**SUPPLIED MATERIAL**:
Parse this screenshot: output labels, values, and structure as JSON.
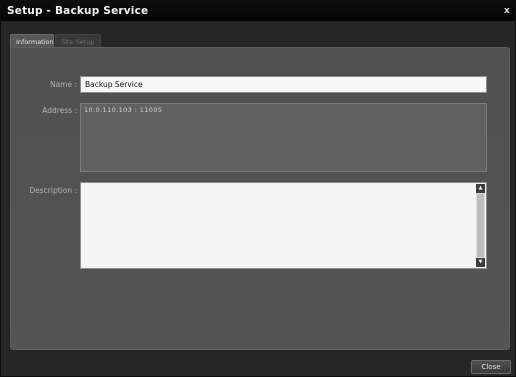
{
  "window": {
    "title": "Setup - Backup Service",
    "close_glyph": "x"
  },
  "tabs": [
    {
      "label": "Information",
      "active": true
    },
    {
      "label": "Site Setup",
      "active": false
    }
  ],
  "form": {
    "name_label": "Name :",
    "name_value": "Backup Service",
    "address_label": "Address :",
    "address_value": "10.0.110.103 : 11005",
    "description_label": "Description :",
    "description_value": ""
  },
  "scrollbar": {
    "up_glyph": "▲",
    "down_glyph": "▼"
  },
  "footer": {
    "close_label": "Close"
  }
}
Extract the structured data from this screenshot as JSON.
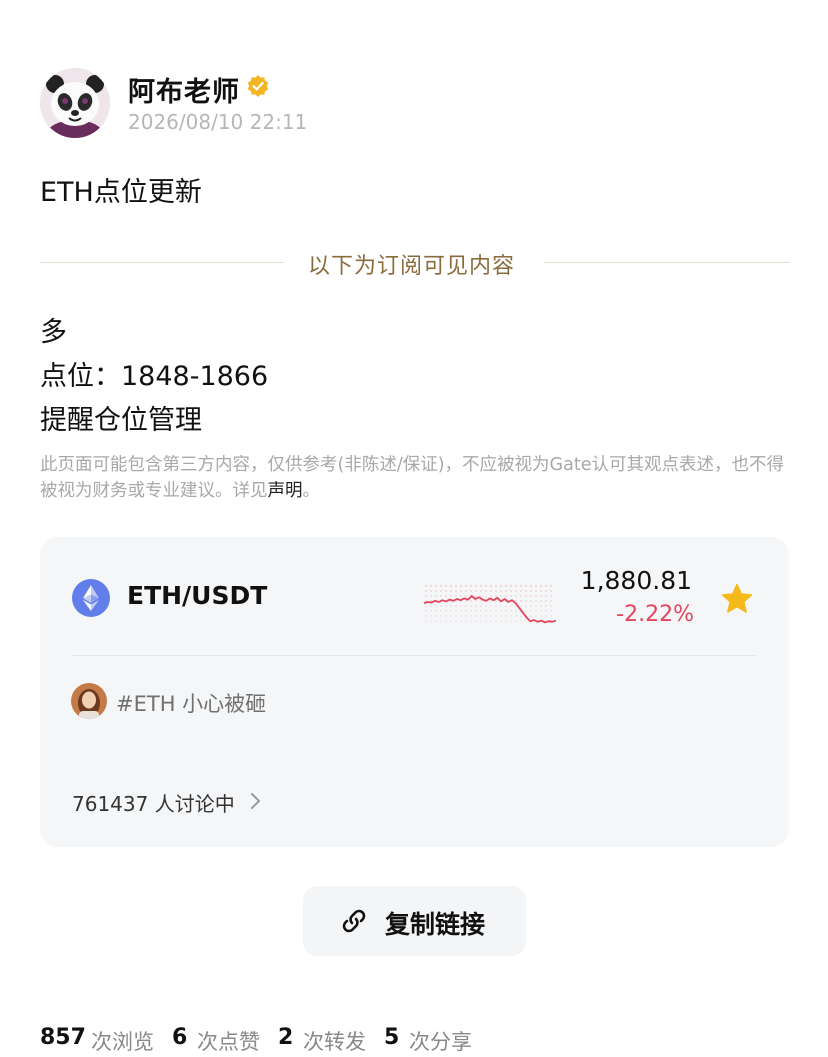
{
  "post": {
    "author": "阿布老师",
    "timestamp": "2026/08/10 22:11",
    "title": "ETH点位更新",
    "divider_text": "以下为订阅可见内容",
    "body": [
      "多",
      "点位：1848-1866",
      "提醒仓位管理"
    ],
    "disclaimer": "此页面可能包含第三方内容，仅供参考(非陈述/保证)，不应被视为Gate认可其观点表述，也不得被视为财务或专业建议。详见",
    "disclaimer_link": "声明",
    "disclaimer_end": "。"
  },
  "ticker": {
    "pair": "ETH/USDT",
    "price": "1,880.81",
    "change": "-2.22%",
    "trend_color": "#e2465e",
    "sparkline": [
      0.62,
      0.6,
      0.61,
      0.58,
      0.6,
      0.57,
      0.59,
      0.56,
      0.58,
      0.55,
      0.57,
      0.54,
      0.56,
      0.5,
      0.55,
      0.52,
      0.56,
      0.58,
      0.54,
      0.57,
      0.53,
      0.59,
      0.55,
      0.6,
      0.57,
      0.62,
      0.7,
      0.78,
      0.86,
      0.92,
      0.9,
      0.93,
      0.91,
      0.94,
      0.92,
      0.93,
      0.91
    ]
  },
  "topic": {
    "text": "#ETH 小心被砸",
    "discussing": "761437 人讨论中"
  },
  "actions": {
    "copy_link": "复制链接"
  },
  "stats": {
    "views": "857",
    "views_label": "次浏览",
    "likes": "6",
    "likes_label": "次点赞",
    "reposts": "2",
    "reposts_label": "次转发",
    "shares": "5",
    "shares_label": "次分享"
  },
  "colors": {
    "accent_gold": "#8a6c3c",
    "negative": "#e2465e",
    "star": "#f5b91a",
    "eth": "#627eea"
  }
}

**TASK REQUIREMENTS**: Return each line from the material above exactly, but not the pictures.

**RESULT**:
Parse this screenshot: output labels, values, and structure as JSON.
{
  "window": {
    "title": "Setup - Backup Service",
    "close_glyph": "x"
  },
  "tabs": [
    {
      "label": "Information",
      "active": true
    },
    {
      "label": "Site Setup",
      "active": false
    }
  ],
  "form": {
    "name_label": "Name :",
    "name_value": "Backup Service",
    "address_label": "Address :",
    "address_value": "10.0.110.103 : 11005",
    "description_label": "Description :",
    "description_value": ""
  },
  "scrollbar": {
    "up_glyph": "▲",
    "down_glyph": "▼"
  },
  "footer": {
    "close_label": "Close"
  }
}
Extract the structured data from this screenshot as JSON.
{
  "post": {
    "author": "阿布老师",
    "timestamp": "2026/08/10 22:11",
    "title": "ETH点位更新",
    "divider_text": "以下为订阅可见内容",
    "body": [
      "多",
      "点位：1848-1866",
      "提醒仓位管理"
    ],
    "disclaimer": "此页面可能包含第三方内容，仅供参考(非陈述/保证)，不应被视为Gate认可其观点表述，也不得被视为财务或专业建议。详见",
    "disclaimer_link": "声明",
    "disclaimer_end": "。"
  },
  "ticker": {
    "pair": "ETH/USDT",
    "price": "1,880.81",
    "change": "-2.22%",
    "trend_color": "#e2465e",
    "sparkline": [
      0.62,
      0.6,
      0.61,
      0.58,
      0.6,
      0.57,
      0.59,
      0.56,
      0.58,
      0.55,
      0.57,
      0.54,
      0.56,
      0.5,
      0.55,
      0.52,
      0.56,
      0.58,
      0.54,
      0.57,
      0.53,
      0.59,
      0.55,
      0.6,
      0.57,
      0.62,
      0.7,
      0.78,
      0.86,
      0.92,
      0.9,
      0.93,
      0.91,
      0.94,
      0.92,
      0.93,
      0.91
    ]
  },
  "topic": {
    "text": "#ETH 小心被砸",
    "discussing": "761437 人讨论中"
  },
  "actions": {
    "copy_link": "复制链接"
  },
  "stats": {
    "views": "857",
    "views_label": "次浏览",
    "likes": "6",
    "likes_label": "次点赞",
    "reposts": "2",
    "reposts_label": "次转发",
    "shares": "5",
    "shares_label": "次分享"
  },
  "colors": {
    "accent_gold": "#8a6c3c",
    "negative": "#e2465e",
    "star": "#f5b91a",
    "eth": "#627eea"
  }
}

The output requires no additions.